**GIVEN ENTRIES**
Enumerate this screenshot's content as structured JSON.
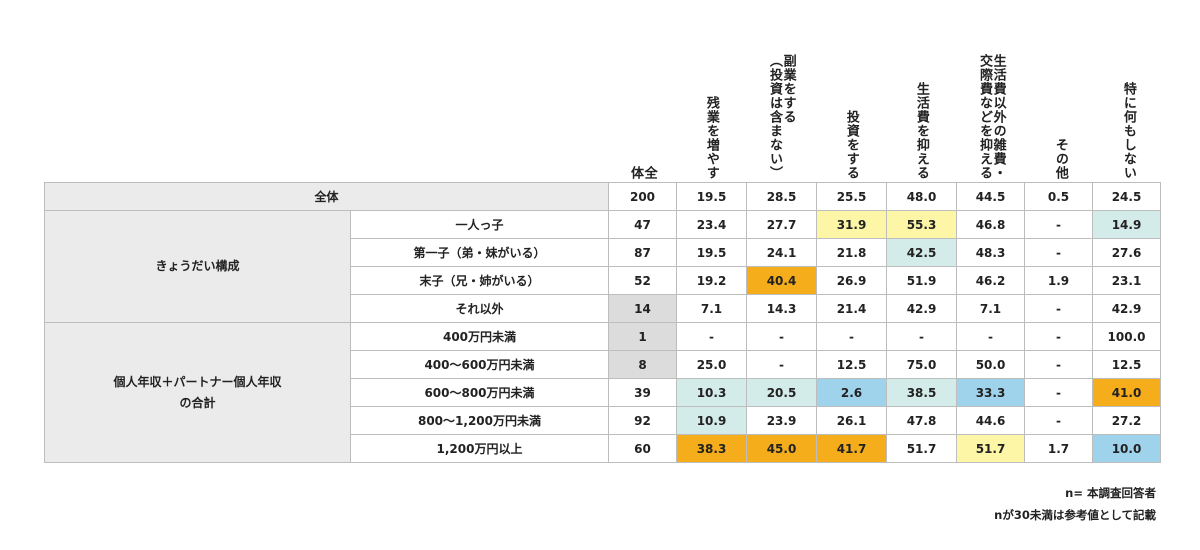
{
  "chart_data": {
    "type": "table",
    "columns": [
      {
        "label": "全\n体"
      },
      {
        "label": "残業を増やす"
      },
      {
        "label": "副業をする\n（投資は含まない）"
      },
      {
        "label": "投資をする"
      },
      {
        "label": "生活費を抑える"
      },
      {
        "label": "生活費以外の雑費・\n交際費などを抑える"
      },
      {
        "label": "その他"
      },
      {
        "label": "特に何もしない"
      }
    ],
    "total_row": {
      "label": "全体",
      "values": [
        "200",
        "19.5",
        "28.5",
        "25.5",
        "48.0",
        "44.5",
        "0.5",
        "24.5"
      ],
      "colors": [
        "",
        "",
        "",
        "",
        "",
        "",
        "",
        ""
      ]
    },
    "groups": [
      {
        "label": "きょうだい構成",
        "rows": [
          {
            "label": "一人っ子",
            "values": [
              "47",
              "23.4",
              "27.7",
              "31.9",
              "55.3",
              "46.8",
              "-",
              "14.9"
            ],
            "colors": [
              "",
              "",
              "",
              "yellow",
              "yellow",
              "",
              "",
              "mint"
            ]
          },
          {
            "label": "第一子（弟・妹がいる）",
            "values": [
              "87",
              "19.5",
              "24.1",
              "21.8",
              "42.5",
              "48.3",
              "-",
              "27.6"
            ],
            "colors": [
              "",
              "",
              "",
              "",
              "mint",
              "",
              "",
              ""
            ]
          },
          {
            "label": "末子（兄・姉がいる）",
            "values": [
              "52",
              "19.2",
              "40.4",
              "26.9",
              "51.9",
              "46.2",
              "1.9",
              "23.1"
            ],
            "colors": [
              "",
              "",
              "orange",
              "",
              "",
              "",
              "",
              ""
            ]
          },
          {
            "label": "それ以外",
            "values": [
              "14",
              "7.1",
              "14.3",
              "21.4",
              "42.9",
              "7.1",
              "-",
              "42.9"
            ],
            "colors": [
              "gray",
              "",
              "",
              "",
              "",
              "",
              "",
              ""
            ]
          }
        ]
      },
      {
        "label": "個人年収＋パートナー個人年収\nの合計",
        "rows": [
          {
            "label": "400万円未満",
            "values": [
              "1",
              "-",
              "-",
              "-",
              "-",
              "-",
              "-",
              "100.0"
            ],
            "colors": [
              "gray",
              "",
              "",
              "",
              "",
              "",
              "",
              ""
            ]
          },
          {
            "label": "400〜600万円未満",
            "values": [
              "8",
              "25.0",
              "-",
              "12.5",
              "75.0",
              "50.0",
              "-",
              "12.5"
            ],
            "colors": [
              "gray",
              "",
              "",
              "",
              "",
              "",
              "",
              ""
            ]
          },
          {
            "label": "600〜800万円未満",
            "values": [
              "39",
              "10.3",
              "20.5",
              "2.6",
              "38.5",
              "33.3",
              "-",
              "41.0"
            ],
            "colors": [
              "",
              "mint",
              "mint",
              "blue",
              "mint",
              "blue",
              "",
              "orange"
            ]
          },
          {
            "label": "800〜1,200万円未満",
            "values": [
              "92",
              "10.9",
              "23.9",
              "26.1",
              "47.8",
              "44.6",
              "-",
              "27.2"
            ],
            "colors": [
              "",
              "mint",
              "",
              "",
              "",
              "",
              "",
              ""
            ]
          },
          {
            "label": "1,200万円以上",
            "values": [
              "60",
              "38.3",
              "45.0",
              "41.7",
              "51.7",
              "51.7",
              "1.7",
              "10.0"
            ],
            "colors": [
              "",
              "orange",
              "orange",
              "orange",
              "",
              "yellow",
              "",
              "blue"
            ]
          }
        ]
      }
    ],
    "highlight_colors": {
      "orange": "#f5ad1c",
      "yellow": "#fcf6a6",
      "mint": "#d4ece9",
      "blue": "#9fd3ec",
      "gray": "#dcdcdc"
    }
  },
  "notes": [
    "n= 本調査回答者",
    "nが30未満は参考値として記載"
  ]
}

**SHORT TASK**
Make an exact copy of the data, leaving its pictures out.

**RESULT OF THE TASK**
Enumerate this screenshot's content as structured JSON.
{
  "chart_data": {
    "type": "table",
    "columns": [
      {
        "label": "全\n体"
      },
      {
        "label": "残業を増やす"
      },
      {
        "label": "副業をする\n（投資は含まない）"
      },
      {
        "label": "投資をする"
      },
      {
        "label": "生活費を抑える"
      },
      {
        "label": "生活費以外の雑費・\n交際費などを抑える"
      },
      {
        "label": "その他"
      },
      {
        "label": "特に何もしない"
      }
    ],
    "total_row": {
      "label": "全体",
      "values": [
        "200",
        "19.5",
        "28.5",
        "25.5",
        "48.0",
        "44.5",
        "0.5",
        "24.5"
      ],
      "colors": [
        "",
        "",
        "",
        "",
        "",
        "",
        "",
        ""
      ]
    },
    "groups": [
      {
        "label": "きょうだい構成",
        "rows": [
          {
            "label": "一人っ子",
            "values": [
              "47",
              "23.4",
              "27.7",
              "31.9",
              "55.3",
              "46.8",
              "-",
              "14.9"
            ],
            "colors": [
              "",
              "",
              "",
              "yellow",
              "yellow",
              "",
              "",
              "mint"
            ]
          },
          {
            "label": "第一子（弟・妹がいる）",
            "values": [
              "87",
              "19.5",
              "24.1",
              "21.8",
              "42.5",
              "48.3",
              "-",
              "27.6"
            ],
            "colors": [
              "",
              "",
              "",
              "",
              "mint",
              "",
              "",
              ""
            ]
          },
          {
            "label": "末子（兄・姉がいる）",
            "values": [
              "52",
              "19.2",
              "40.4",
              "26.9",
              "51.9",
              "46.2",
              "1.9",
              "23.1"
            ],
            "colors": [
              "",
              "",
              "orange",
              "",
              "",
              "",
              "",
              ""
            ]
          },
          {
            "label": "それ以外",
            "values": [
              "14",
              "7.1",
              "14.3",
              "21.4",
              "42.9",
              "7.1",
              "-",
              "42.9"
            ],
            "colors": [
              "gray",
              "",
              "",
              "",
              "",
              "",
              "",
              ""
            ]
          }
        ]
      },
      {
        "label": "個人年収＋パートナー個人年収\nの合計",
        "rows": [
          {
            "label": "400万円未満",
            "values": [
              "1",
              "-",
              "-",
              "-",
              "-",
              "-",
              "-",
              "100.0"
            ],
            "colors": [
              "gray",
              "",
              "",
              "",
              "",
              "",
              "",
              ""
            ]
          },
          {
            "label": "400〜600万円未満",
            "values": [
              "8",
              "25.0",
              "-",
              "12.5",
              "75.0",
              "50.0",
              "-",
              "12.5"
            ],
            "colors": [
              "gray",
              "",
              "",
              "",
              "",
              "",
              "",
              ""
            ]
          },
          {
            "label": "600〜800万円未満",
            "values": [
              "39",
              "10.3",
              "20.5",
              "2.6",
              "38.5",
              "33.3",
              "-",
              "41.0"
            ],
            "colors": [
              "",
              "mint",
              "mint",
              "blue",
              "mint",
              "blue",
              "",
              "orange"
            ]
          },
          {
            "label": "800〜1,200万円未満",
            "values": [
              "92",
              "10.9",
              "23.9",
              "26.1",
              "47.8",
              "44.6",
              "-",
              "27.2"
            ],
            "colors": [
              "",
              "mint",
              "",
              "",
              "",
              "",
              "",
              ""
            ]
          },
          {
            "label": "1,200万円以上",
            "values": [
              "60",
              "38.3",
              "45.0",
              "41.7",
              "51.7",
              "51.7",
              "1.7",
              "10.0"
            ],
            "colors": [
              "",
              "orange",
              "orange",
              "orange",
              "",
              "yellow",
              "",
              "blue"
            ]
          }
        ]
      }
    ],
    "highlight_colors": {
      "orange": "#f5ad1c",
      "yellow": "#fcf6a6",
      "mint": "#d4ece9",
      "blue": "#9fd3ec",
      "gray": "#dcdcdc"
    }
  },
  "notes": [
    "n= 本調査回答者",
    "nが30未満は参考値として記載"
  ]
}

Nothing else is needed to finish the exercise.